* **Given exercise**: Copy out every record below exactly as written, but leave out any pictures.

(Saved data entries)
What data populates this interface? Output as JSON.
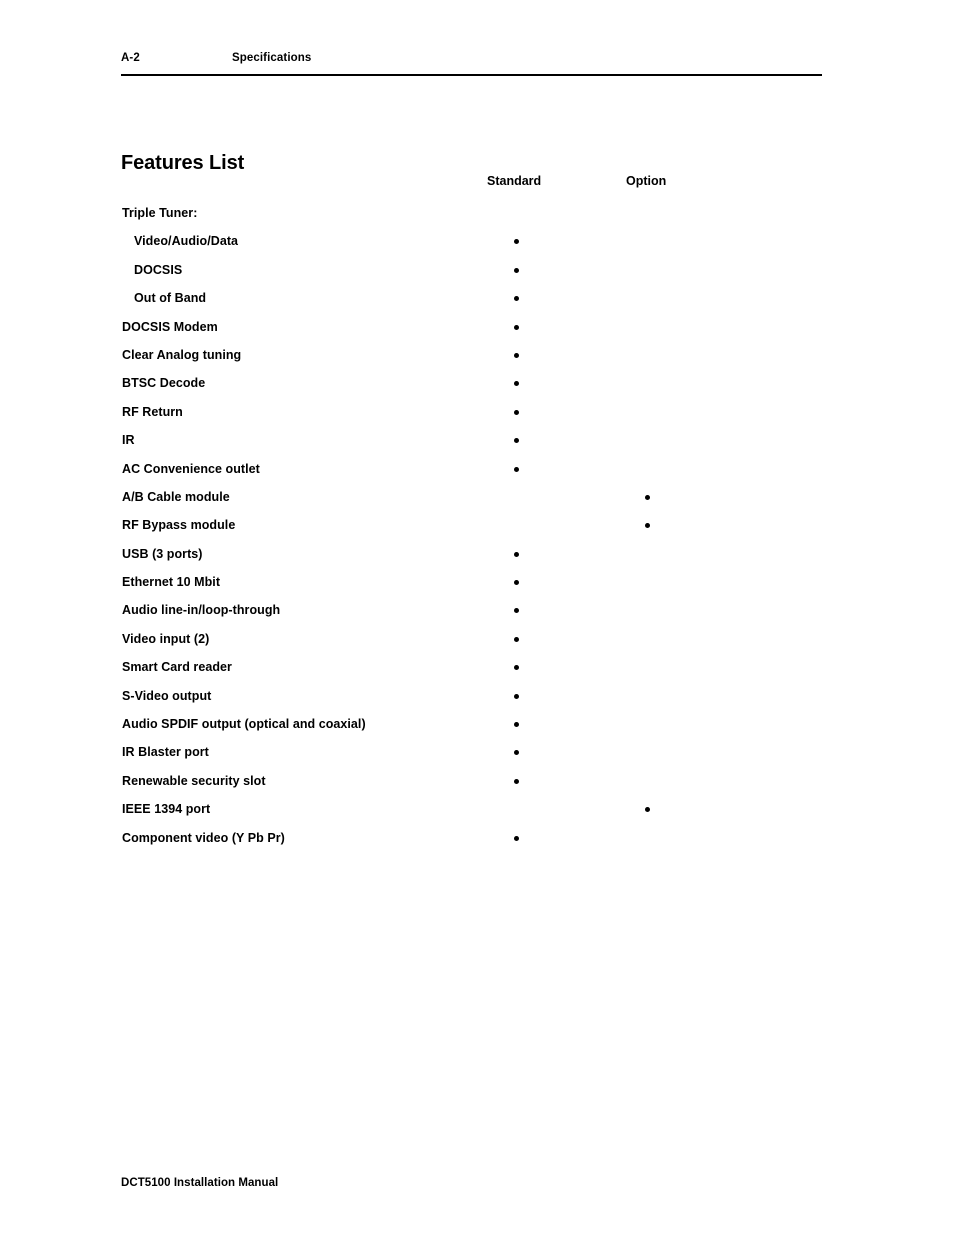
{
  "header": {
    "folio": "A-2",
    "chapter": "Specifications"
  },
  "section": {
    "title": "Features List"
  },
  "columns": {
    "standard": "Standard",
    "option": "Option"
  },
  "features": [
    {
      "label": "Triple Tuner:",
      "indent": false,
      "standard": false,
      "option": false
    },
    {
      "label": "Video/Audio/Data",
      "indent": true,
      "standard": true,
      "option": false
    },
    {
      "label": "DOCSIS",
      "indent": true,
      "standard": true,
      "option": false
    },
    {
      "label": "Out of Band",
      "indent": true,
      "standard": true,
      "option": false
    },
    {
      "label": "DOCSIS Modem",
      "indent": false,
      "standard": true,
      "option": false
    },
    {
      "label": "Clear Analog tuning",
      "indent": false,
      "standard": true,
      "option": false
    },
    {
      "label": "BTSC Decode",
      "indent": false,
      "standard": true,
      "option": false
    },
    {
      "label": "RF Return",
      "indent": false,
      "standard": true,
      "option": false
    },
    {
      "label": "IR",
      "indent": false,
      "standard": true,
      "option": false
    },
    {
      "label": "AC Convenience outlet",
      "indent": false,
      "standard": true,
      "option": false
    },
    {
      "label": "A/B Cable module",
      "indent": false,
      "standard": false,
      "option": true
    },
    {
      "label": "RF Bypass module",
      "indent": false,
      "standard": false,
      "option": true
    },
    {
      "label": "USB (3 ports)",
      "indent": false,
      "standard": true,
      "option": false
    },
    {
      "label": "Ethernet 10 Mbit",
      "indent": false,
      "standard": true,
      "option": false
    },
    {
      "label": "Audio line-in/loop-through",
      "indent": false,
      "standard": true,
      "option": false
    },
    {
      "label": "Video input (2)",
      "indent": false,
      "standard": true,
      "option": false
    },
    {
      "label": "Smart Card reader",
      "indent": false,
      "standard": true,
      "option": false
    },
    {
      "label": "S-Video output",
      "indent": false,
      "standard": true,
      "option": false
    },
    {
      "label": "Audio SPDIF output (optical and coaxial)",
      "indent": false,
      "standard": true,
      "option": false
    },
    {
      "label": "IR Blaster port",
      "indent": false,
      "standard": true,
      "option": false
    },
    {
      "label": "Renewable security slot",
      "indent": false,
      "standard": true,
      "option": false
    },
    {
      "label": "IEEE 1394 port",
      "indent": false,
      "standard": false,
      "option": true
    },
    {
      "label": "Component video (Y Pb Pr)",
      "indent": false,
      "standard": true,
      "option": false
    }
  ],
  "footer": {
    "text": "DCT5100 Installation Manual"
  }
}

* **Task output**:
What data populates this interface? Output as JSON.
{
  "header": {
    "folio": "A-2",
    "chapter": "Specifications"
  },
  "section": {
    "title": "Features List"
  },
  "columns": {
    "standard": "Standard",
    "option": "Option"
  },
  "features": [
    {
      "label": "Triple Tuner:",
      "indent": false,
      "standard": false,
      "option": false
    },
    {
      "label": "Video/Audio/Data",
      "indent": true,
      "standard": true,
      "option": false
    },
    {
      "label": "DOCSIS",
      "indent": true,
      "standard": true,
      "option": false
    },
    {
      "label": "Out of Band",
      "indent": true,
      "standard": true,
      "option": false
    },
    {
      "label": "DOCSIS Modem",
      "indent": false,
      "standard": true,
      "option": false
    },
    {
      "label": "Clear Analog tuning",
      "indent": false,
      "standard": true,
      "option": false
    },
    {
      "label": "BTSC Decode",
      "indent": false,
      "standard": true,
      "option": false
    },
    {
      "label": "RF Return",
      "indent": false,
      "standard": true,
      "option": false
    },
    {
      "label": "IR",
      "indent": false,
      "standard": true,
      "option": false
    },
    {
      "label": "AC Convenience outlet",
      "indent": false,
      "standard": true,
      "option": false
    },
    {
      "label": "A/B Cable module",
      "indent": false,
      "standard": false,
      "option": true
    },
    {
      "label": "RF Bypass module",
      "indent": false,
      "standard": false,
      "option": true
    },
    {
      "label": "USB (3 ports)",
      "indent": false,
      "standard": true,
      "option": false
    },
    {
      "label": "Ethernet 10 Mbit",
      "indent": false,
      "standard": true,
      "option": false
    },
    {
      "label": "Audio line-in/loop-through",
      "indent": false,
      "standard": true,
      "option": false
    },
    {
      "label": "Video input (2)",
      "indent": false,
      "standard": true,
      "option": false
    },
    {
      "label": "Smart Card reader",
      "indent": false,
      "standard": true,
      "option": false
    },
    {
      "label": "S-Video output",
      "indent": false,
      "standard": true,
      "option": false
    },
    {
      "label": "Audio SPDIF output (optical and coaxial)",
      "indent": false,
      "standard": true,
      "option": false
    },
    {
      "label": "IR Blaster port",
      "indent": false,
      "standard": true,
      "option": false
    },
    {
      "label": "Renewable security slot",
      "indent": false,
      "standard": true,
      "option": false
    },
    {
      "label": "IEEE 1394 port",
      "indent": false,
      "standard": false,
      "option": true
    },
    {
      "label": "Component video (Y Pb Pr)",
      "indent": false,
      "standard": true,
      "option": false
    }
  ],
  "footer": {
    "text": "DCT5100 Installation Manual"
  }
}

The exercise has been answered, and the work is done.